Exercise task —
Below are some records; repeat them all exactly, minus the pictures.

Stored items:
## START
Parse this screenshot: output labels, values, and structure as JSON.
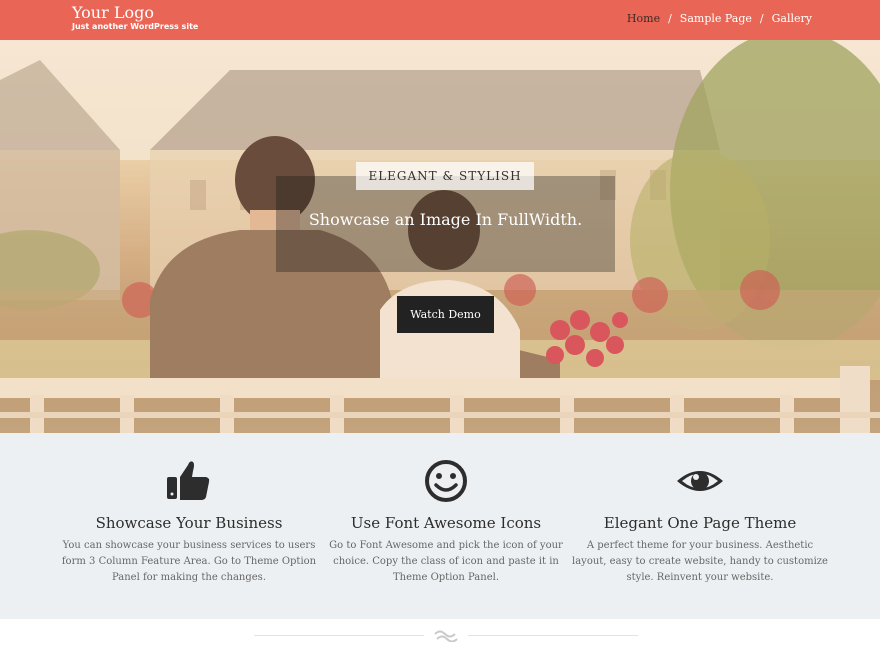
{
  "header": {
    "logo": "Your Logo",
    "tagline": "Just another WordPress site",
    "nav": [
      {
        "label": "Home"
      },
      {
        "label": "Sample Page"
      },
      {
        "label": "Gallery"
      }
    ],
    "nav_separator": "/",
    "accent_color": "#e96656"
  },
  "hero": {
    "kicker": "ELEGANT & STYLISH",
    "title": "Showcase an Image In FullWidth.",
    "button_label": "Watch Demo"
  },
  "features": [
    {
      "icon": "thumbs-up-icon",
      "title": "Showcase Your Business",
      "text": "You can showcase your business services to users form 3 Column Feature Area. Go to Theme Option Panel for making the changes."
    },
    {
      "icon": "smile-icon",
      "title": "Use Font Awesome Icons",
      "text": "Go to Font Awesome and pick the icon of your choice. Copy the class of icon and paste it in Theme Option Panel."
    },
    {
      "icon": "eye-icon",
      "title": "Elegant One Page Theme",
      "text": "A perfect theme for your business. Aesthetic layout, easy to create website, handy to customize style. Reinvent your website."
    }
  ],
  "divider_icon": "wave-icon"
}
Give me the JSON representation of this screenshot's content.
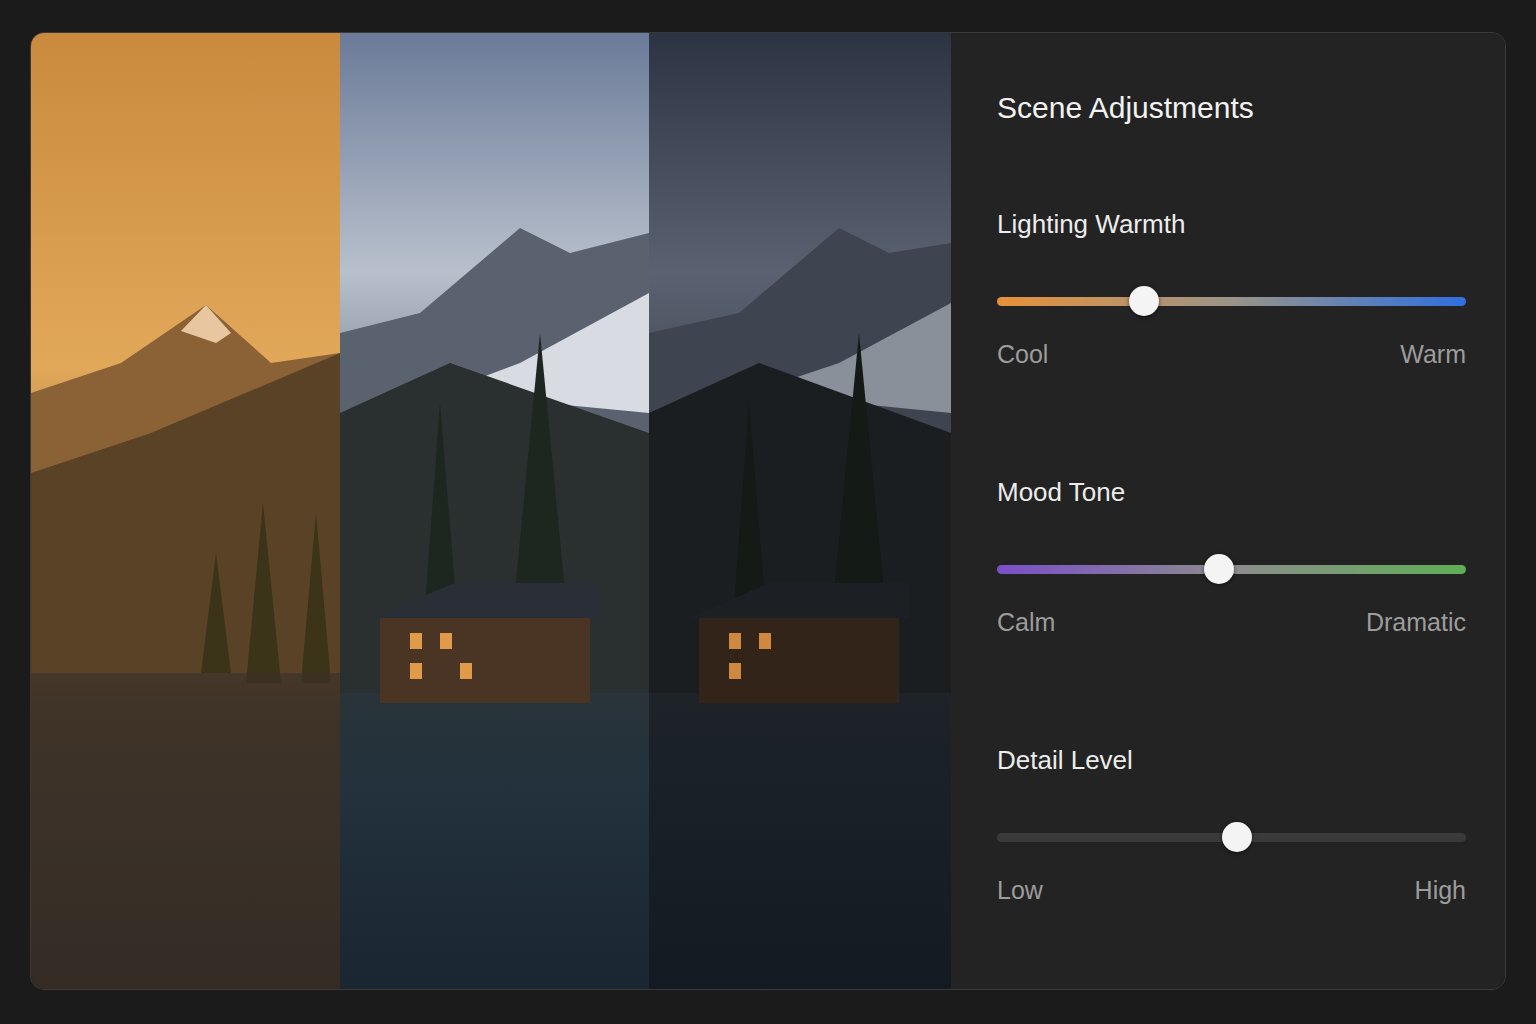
{
  "panel": {
    "title": "Scene Adjustments"
  },
  "sliders": [
    {
      "label": "Lighting Warmth",
      "level": 0.314,
      "min_label": "Cool",
      "max_label": "Warm",
      "colors": [
        "#e8913a",
        "#9a9488",
        "#2f6fe0"
      ]
    },
    {
      "label": "Mood Tone",
      "level": 0.473,
      "min_label": "Calm",
      "max_label": "Dramatic",
      "colors": [
        "#7b4fc9",
        "#8c8c8c",
        "#5fae55"
      ]
    },
    {
      "label": "Detail Level",
      "level": 0.512,
      "min_label": "Low",
      "max_label": "High",
      "colors": [
        "#3a3a3a",
        "#3a3a3a",
        "#3a3a3a"
      ]
    }
  ]
}
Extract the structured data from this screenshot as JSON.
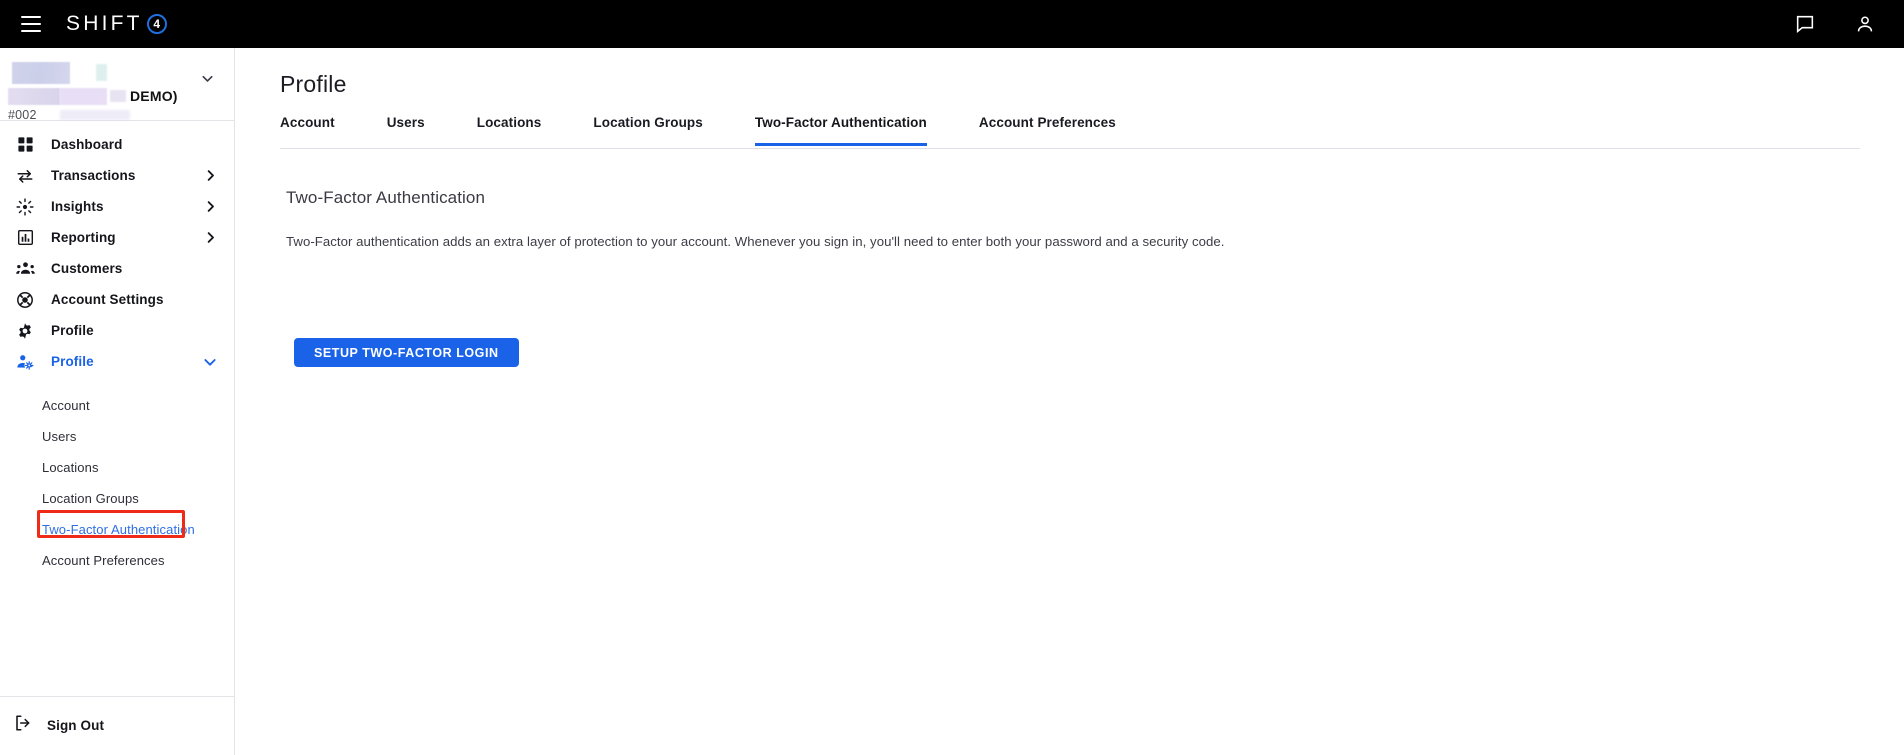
## END
Full solution —
Parse this screenshot: output labels, values, and structure as JSON.
{
  "header": {
    "logo": "Your Logo",
    "tagline": "Just another WordPress site",
    "nav": [
      {
        "label": "Home"
      },
      {
        "label": "Sample Page"
      },
      {
        "label": "Gallery"
      }
    ],
    "nav_separator": "/",
    "accent_color": "#e96656"
  },
  "hero": {
    "kicker": "ELEGANT & STYLISH",
    "title": "Showcase an Image In FullWidth.",
    "button_label": "Watch Demo"
  },
  "features": [
    {
      "icon": "thumbs-up-icon",
      "title": "Showcase Your Business",
      "text": "You can showcase your business services to users form 3 Column Feature Area. Go to Theme Option Panel for making the changes."
    },
    {
      "icon": "smile-icon",
      "title": "Use Font Awesome Icons",
      "text": "Go to Font Awesome and pick the icon of your choice. Copy the class of icon and paste it in Theme Option Panel."
    },
    {
      "icon": "eye-icon",
      "title": "Elegant One Page Theme",
      "text": "A perfect theme for your business. Aesthetic layout, easy to create website, handy to customize style. Reinvent your website."
    }
  ],
  "divider_icon": "wave-icon"
}
Give me the JSON representation of this screenshot's content.
{
  "panel": {
    "title": "Scene Adjustments"
  },
  "sliders": [
    {
      "label": "Lighting Warmth",
      "level": 0.314,
      "min_label": "Cool",
      "max_label": "Warm",
      "colors": [
        "#e8913a",
        "#9a9488",
        "#2f6fe0"
      ]
    },
    {
      "label": "Mood Tone",
      "level": 0.473,
      "min_label": "Calm",
      "max_label": "Dramatic",
      "colors": [
        "#7b4fc9",
        "#8c8c8c",
        "#5fae55"
      ]
    },
    {
      "label": "Detail Level",
      "level": 0.512,
      "min_label": "Low",
      "max_label": "High",
      "colors": [
        "#3a3a3a",
        "#3a3a3a",
        "#3a3a3a"
      ]
    }
  ]
}
Extract the structured data from this screenshot as JSON.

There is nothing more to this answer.